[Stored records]
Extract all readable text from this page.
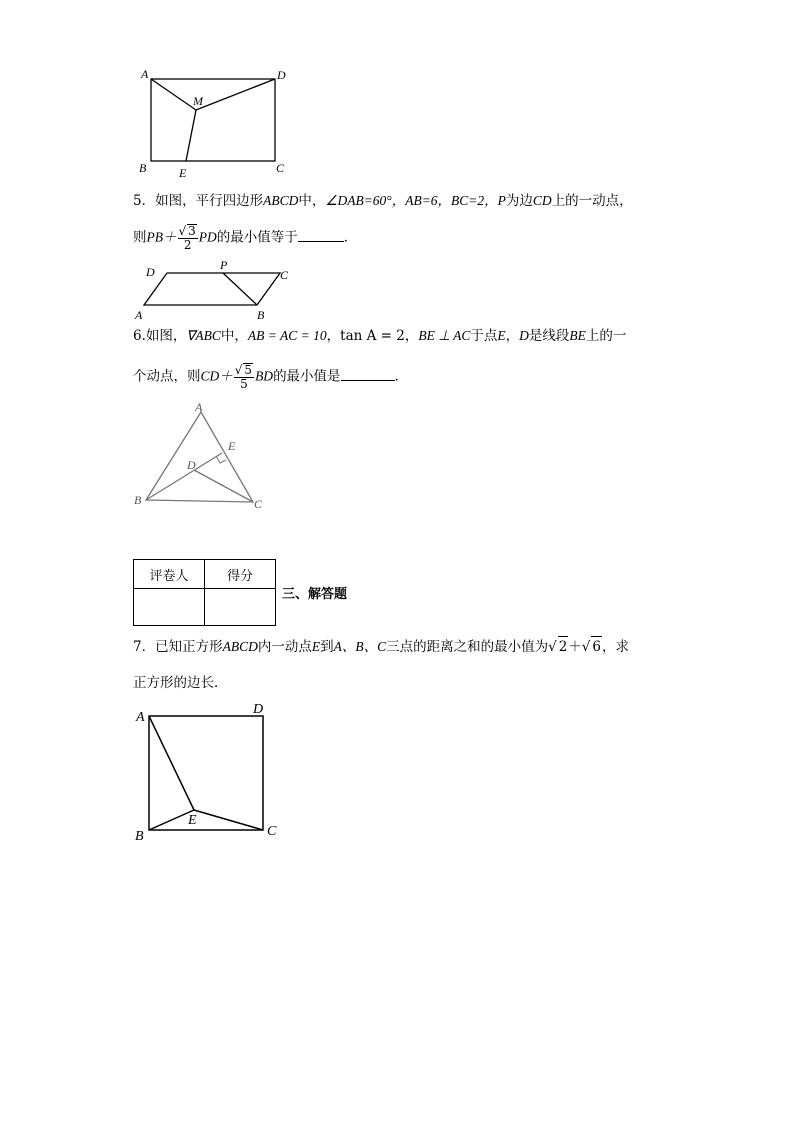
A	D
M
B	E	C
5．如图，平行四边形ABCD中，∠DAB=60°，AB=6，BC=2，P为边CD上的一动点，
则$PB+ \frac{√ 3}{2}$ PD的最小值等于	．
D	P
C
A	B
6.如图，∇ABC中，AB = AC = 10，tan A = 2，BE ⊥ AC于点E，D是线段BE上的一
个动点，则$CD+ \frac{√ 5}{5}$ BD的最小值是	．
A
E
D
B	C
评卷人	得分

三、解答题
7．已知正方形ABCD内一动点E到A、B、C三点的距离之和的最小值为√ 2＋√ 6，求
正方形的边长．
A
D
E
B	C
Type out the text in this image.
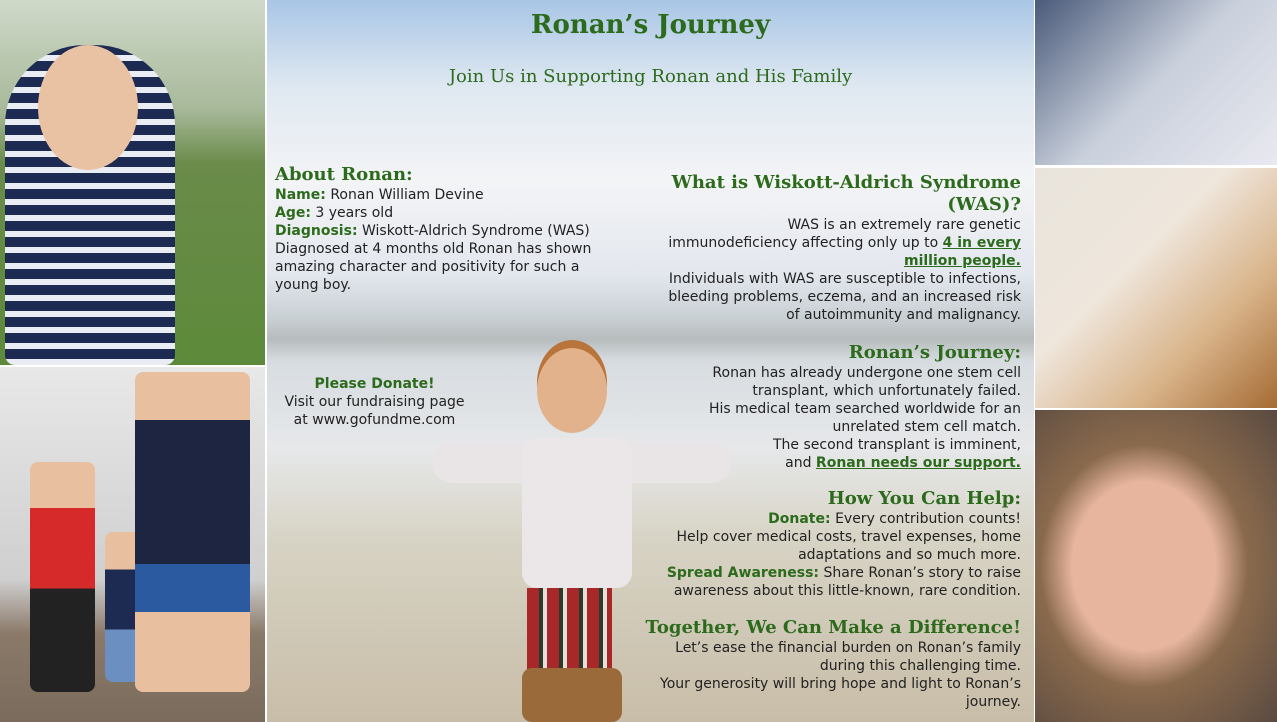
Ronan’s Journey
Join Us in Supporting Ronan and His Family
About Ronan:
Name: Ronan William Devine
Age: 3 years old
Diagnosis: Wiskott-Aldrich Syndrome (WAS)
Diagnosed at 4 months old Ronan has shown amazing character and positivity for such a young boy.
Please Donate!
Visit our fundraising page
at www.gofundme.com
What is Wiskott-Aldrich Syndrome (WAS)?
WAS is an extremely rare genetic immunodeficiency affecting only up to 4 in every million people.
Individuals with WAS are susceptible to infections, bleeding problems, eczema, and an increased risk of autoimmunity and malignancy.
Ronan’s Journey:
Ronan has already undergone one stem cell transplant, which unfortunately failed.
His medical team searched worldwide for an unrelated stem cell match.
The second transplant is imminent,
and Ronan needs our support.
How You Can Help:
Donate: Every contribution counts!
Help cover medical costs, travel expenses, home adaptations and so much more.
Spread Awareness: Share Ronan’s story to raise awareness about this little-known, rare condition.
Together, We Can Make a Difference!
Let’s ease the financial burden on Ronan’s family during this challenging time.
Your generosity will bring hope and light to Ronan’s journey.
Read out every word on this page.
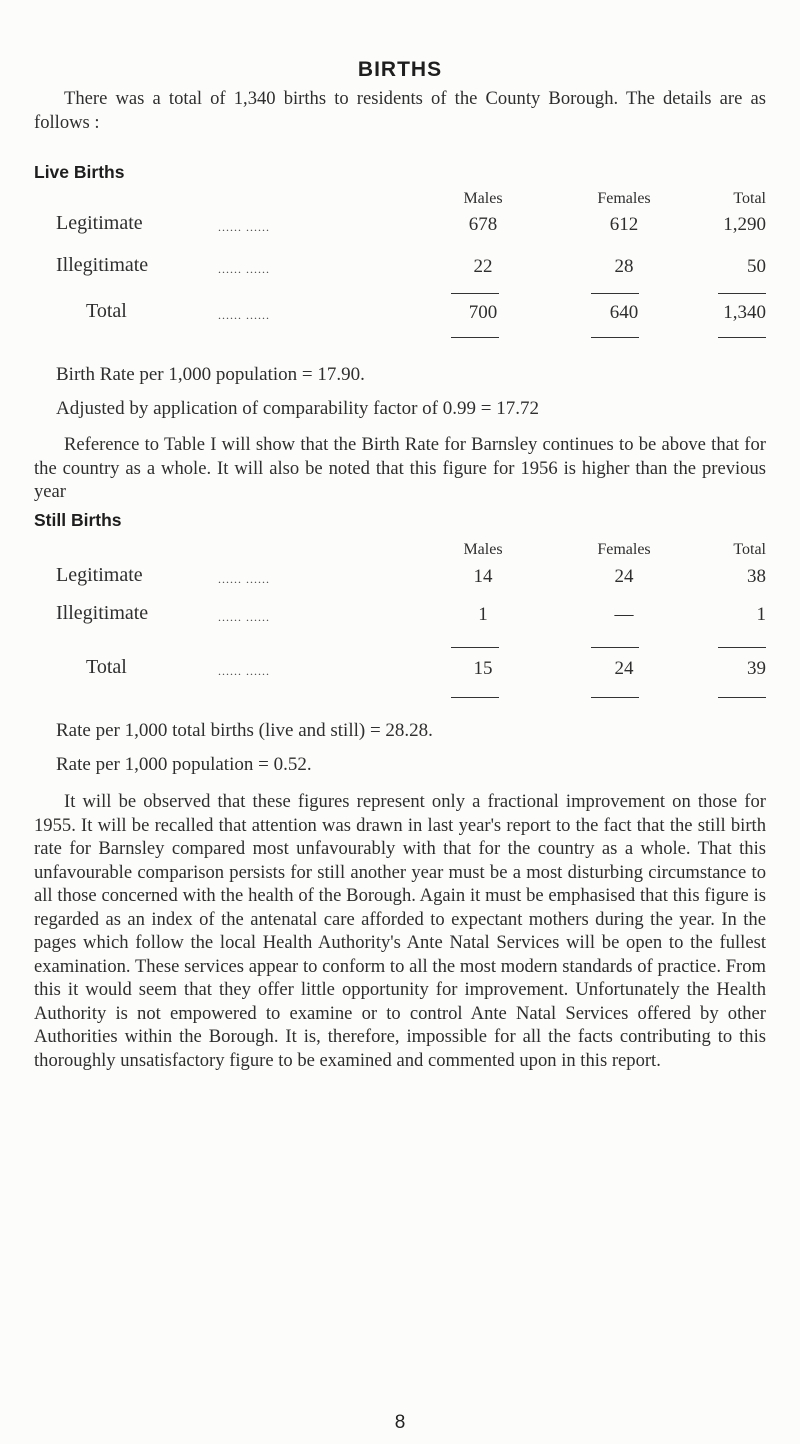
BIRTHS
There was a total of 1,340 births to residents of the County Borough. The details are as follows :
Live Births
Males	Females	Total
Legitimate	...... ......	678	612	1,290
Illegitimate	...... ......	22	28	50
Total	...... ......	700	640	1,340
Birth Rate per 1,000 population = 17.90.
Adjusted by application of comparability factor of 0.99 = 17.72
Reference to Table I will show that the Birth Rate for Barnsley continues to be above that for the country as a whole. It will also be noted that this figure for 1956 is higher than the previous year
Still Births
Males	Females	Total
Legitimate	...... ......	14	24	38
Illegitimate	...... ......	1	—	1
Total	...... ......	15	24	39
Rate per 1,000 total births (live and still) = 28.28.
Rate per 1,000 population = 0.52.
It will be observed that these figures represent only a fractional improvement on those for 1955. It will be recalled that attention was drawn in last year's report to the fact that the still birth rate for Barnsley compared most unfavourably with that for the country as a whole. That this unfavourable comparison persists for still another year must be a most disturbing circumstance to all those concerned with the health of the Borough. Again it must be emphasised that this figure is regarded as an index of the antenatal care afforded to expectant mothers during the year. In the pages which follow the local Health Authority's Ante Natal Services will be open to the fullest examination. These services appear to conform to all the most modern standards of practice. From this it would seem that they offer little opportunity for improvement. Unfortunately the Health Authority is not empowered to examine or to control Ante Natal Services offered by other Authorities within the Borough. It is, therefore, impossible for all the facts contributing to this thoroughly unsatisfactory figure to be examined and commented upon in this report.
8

[THE TASK]: Reproduce the data word for word, excluding its pictures.

[COMPLETE ANSWER]:
Extract all readable text from this page.
A	D
M
B	E	C
5．如图，平行四边形ABCD中，∠DAB=60°，AB=6，BC=2，P为边CD上的一动点，
则$PB+ \frac{√ 3}{2}$ PD的最小值等于	．
D	P
C
A	B
6.如图，∇ABC中，AB = AC = 10，tan A = 2，BE ⊥ AC于点E，D是线段BE上的一
个动点，则$CD+ \frac{√ 5}{5}$ BD的最小值是	．
A
E
D
B	C
评卷人	得分

三、解答题
7．已知正方形ABCD内一动点E到A、B、C三点的距离之和的最小值为√ 2＋√ 6，求
正方形的边长．
A
D
E
B	C
Type out the text in this image.
Ronan’s Journey
Join Us in Supporting Ronan and His Family
About Ronan:
Name: Ronan William Devine
Age: 3 years old
Diagnosis: Wiskott-Aldrich Syndrome (WAS)
Diagnosed at 4 months old Ronan has shown amazing character and positivity for such a young boy.
Please Donate!
Visit our fundraising page
at www.gofundme.com
What is Wiskott-Aldrich Syndrome (WAS)?
WAS is an extremely rare genetic immunodeficiency affecting only up to 4 in every million people.
Individuals with WAS are susceptible to infections, bleeding problems, eczema, and an increased risk of autoimmunity and malignancy.
Ronan’s Journey:
Ronan has already undergone one stem cell transplant, which unfortunately failed.
His medical team searched worldwide for an unrelated stem cell match.
The second transplant is imminent,
and Ronan needs our support.
How You Can Help:
Donate: Every contribution counts!
Help cover medical costs, travel expenses, home adaptations and so much more.
Spread Awareness: Share Ronan’s story to raise awareness about this little-known, rare condition.
Together, We Can Make a Difference!
Let’s ease the financial burden on Ronan’s family during this challenging time.
Your generosity will bring hope and light to Ronan’s journey.
Read out every word on this page.
BIRTHS
There was a total of 1,340 births to residents of the County Borough. The details are as follows :
Live Births
Males	Females	Total
Legitimate	...... ......	678	612	1,290
Illegitimate	...... ......	22	28	50
Total	...... ......	700	640	1,340
Birth Rate per 1,000 population = 17.90.
Adjusted by application of comparability factor of 0.99 = 17.72
Reference to Table I will show that the Birth Rate for Barnsley continues to be above that for the country as a whole. It will also be noted that this figure for 1956 is higher than the previous year
Still Births
Males	Females	Total
Legitimate	...... ......	14	24	38
Illegitimate	...... ......	1	—	1
Total	...... ......	15	24	39
Rate per 1,000 total births (live and still) = 28.28.
Rate per 1,000 population = 0.52.
It will be observed that these figures represent only a fractional improvement on those for 1955. It will be recalled that attention was drawn in last year's report to the fact that the still birth rate for Barnsley compared most unfavourably with that for the country as a whole. That this unfavourable comparison persists for still another year must be a most disturbing circumstance to all those concerned with the health of the Borough. Again it must be emphasised that this figure is regarded as an index of the antenatal care afforded to expectant mothers during the year. In the pages which follow the local Health Authority's Ante Natal Services will be open to the fullest examination. These services appear to conform to all the most modern standards of practice. From this it would seem that they offer little opportunity for improvement. Unfortunately the Health Authority is not empowered to examine or to control Ante Natal Services offered by other Authorities within the Borough. It is, therefore, impossible for all the facts contributing to this thoroughly unsatisfactory figure to be examined and commented upon in this report.
8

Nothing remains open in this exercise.